__TASK GOAL__
Copy every line of the records below verbatim, leaving out the pictures.

────────────────────────────────────────

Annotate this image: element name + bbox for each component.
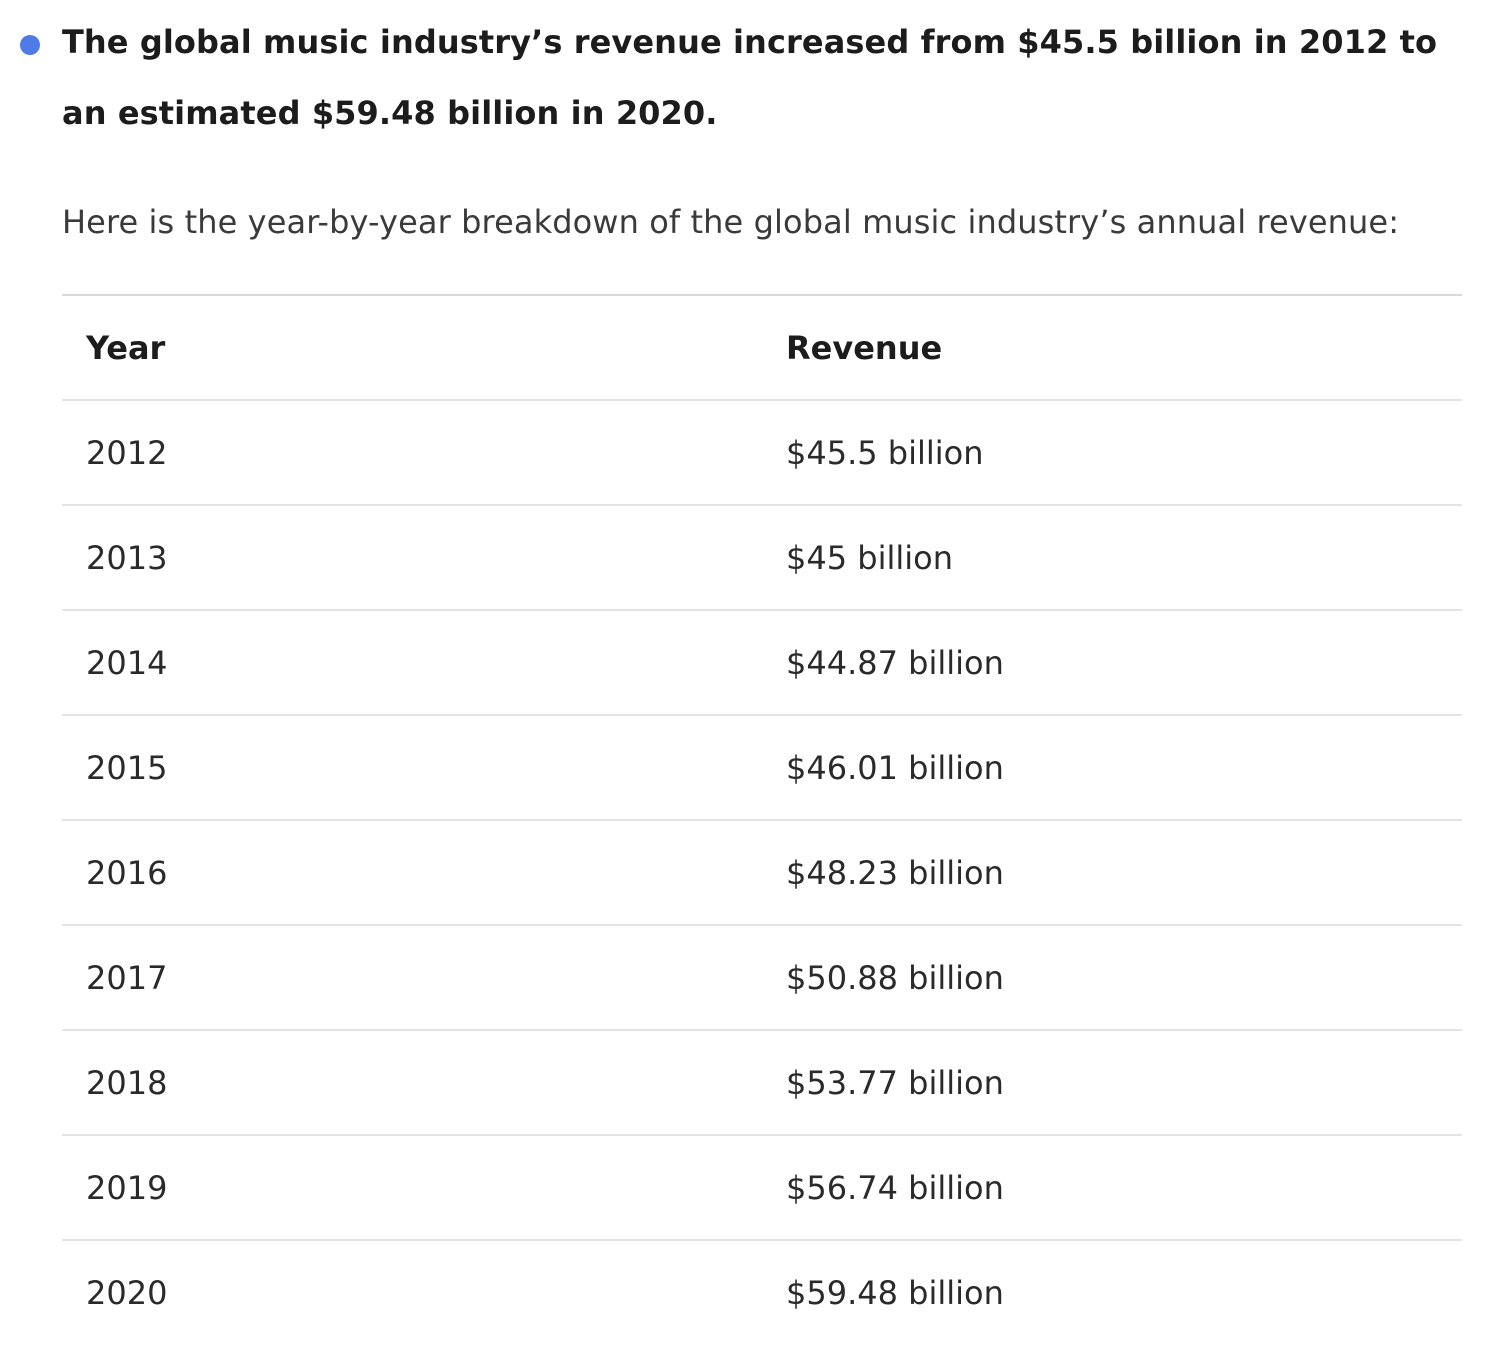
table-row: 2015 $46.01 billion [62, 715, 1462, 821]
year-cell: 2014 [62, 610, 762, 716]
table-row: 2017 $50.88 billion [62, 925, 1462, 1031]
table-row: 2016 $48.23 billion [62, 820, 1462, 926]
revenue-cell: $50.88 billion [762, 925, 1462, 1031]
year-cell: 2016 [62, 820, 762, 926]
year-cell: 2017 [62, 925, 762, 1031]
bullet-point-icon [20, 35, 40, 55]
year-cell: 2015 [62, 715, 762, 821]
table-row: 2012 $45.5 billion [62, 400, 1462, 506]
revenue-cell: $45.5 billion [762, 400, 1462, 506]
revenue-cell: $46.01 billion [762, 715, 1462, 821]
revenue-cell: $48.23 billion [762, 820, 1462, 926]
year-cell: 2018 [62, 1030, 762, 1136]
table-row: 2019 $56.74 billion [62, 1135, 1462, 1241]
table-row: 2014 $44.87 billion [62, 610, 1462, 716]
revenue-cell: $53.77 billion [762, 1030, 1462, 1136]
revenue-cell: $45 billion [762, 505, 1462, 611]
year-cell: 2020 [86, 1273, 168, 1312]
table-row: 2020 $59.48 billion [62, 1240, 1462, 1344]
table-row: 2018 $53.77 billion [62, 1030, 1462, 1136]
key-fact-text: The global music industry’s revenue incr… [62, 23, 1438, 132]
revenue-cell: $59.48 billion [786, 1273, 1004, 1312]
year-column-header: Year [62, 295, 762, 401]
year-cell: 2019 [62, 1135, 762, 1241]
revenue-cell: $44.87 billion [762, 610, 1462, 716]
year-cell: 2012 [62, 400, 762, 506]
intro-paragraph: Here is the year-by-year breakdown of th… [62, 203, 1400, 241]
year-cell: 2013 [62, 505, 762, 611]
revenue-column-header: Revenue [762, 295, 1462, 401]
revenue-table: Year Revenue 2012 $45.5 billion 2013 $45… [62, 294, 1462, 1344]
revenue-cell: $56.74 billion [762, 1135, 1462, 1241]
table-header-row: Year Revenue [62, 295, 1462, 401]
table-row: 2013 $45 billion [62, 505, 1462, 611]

────────────────────────────────────────

__ANSWER__
Annotate this image: element name + bbox for each component.
table-row: 2015 $46.01 billion [62, 715, 1462, 821]
year-cell: 2014 [62, 610, 762, 716]
table-row: 2017 $50.88 billion [62, 925, 1462, 1031]
table-row: 2016 $48.23 billion [62, 820, 1462, 926]
revenue-cell: $50.88 billion [762, 925, 1462, 1031]
year-cell: 2016 [62, 820, 762, 926]
year-cell: 2017 [62, 925, 762, 1031]
bullet-point-icon [20, 35, 40, 55]
year-cell: 2015 [62, 715, 762, 821]
table-row: 2012 $45.5 billion [62, 400, 1462, 506]
revenue-cell: $45.5 billion [762, 400, 1462, 506]
revenue-cell: $46.01 billion [762, 715, 1462, 821]
revenue-cell: $48.23 billion [762, 820, 1462, 926]
year-cell: 2018 [62, 1030, 762, 1136]
table-row: 2019 $56.74 billion [62, 1135, 1462, 1241]
table-row: 2014 $44.87 billion [62, 610, 1462, 716]
revenue-cell: $53.77 billion [762, 1030, 1462, 1136]
revenue-cell: $45 billion [762, 505, 1462, 611]
year-cell: 2020 [86, 1273, 168, 1312]
table-row: 2020 $59.48 billion [62, 1240, 1462, 1344]
table-row: 2018 $53.77 billion [62, 1030, 1462, 1136]
key-fact-text: The global music industry’s revenue incr… [62, 23, 1438, 132]
revenue-cell: $59.48 billion [786, 1273, 1004, 1312]
year-column-header: Year [62, 295, 762, 401]
year-cell: 2019 [62, 1135, 762, 1241]
revenue-cell: $44.87 billion [762, 610, 1462, 716]
year-cell: 2012 [62, 400, 762, 506]
intro-paragraph: Here is the year-by-year breakdown of th… [62, 203, 1400, 241]
year-cell: 2013 [62, 505, 762, 611]
revenue-column-header: Revenue [762, 295, 1462, 401]
revenue-table: Year Revenue 2012 $45.5 billion 2013 $45… [62, 294, 1462, 1344]
revenue-cell: $56.74 billion [762, 1135, 1462, 1241]
table-header-row: Year Revenue [62, 295, 1462, 401]
table-row: 2013 $45 billion [62, 505, 1462, 611]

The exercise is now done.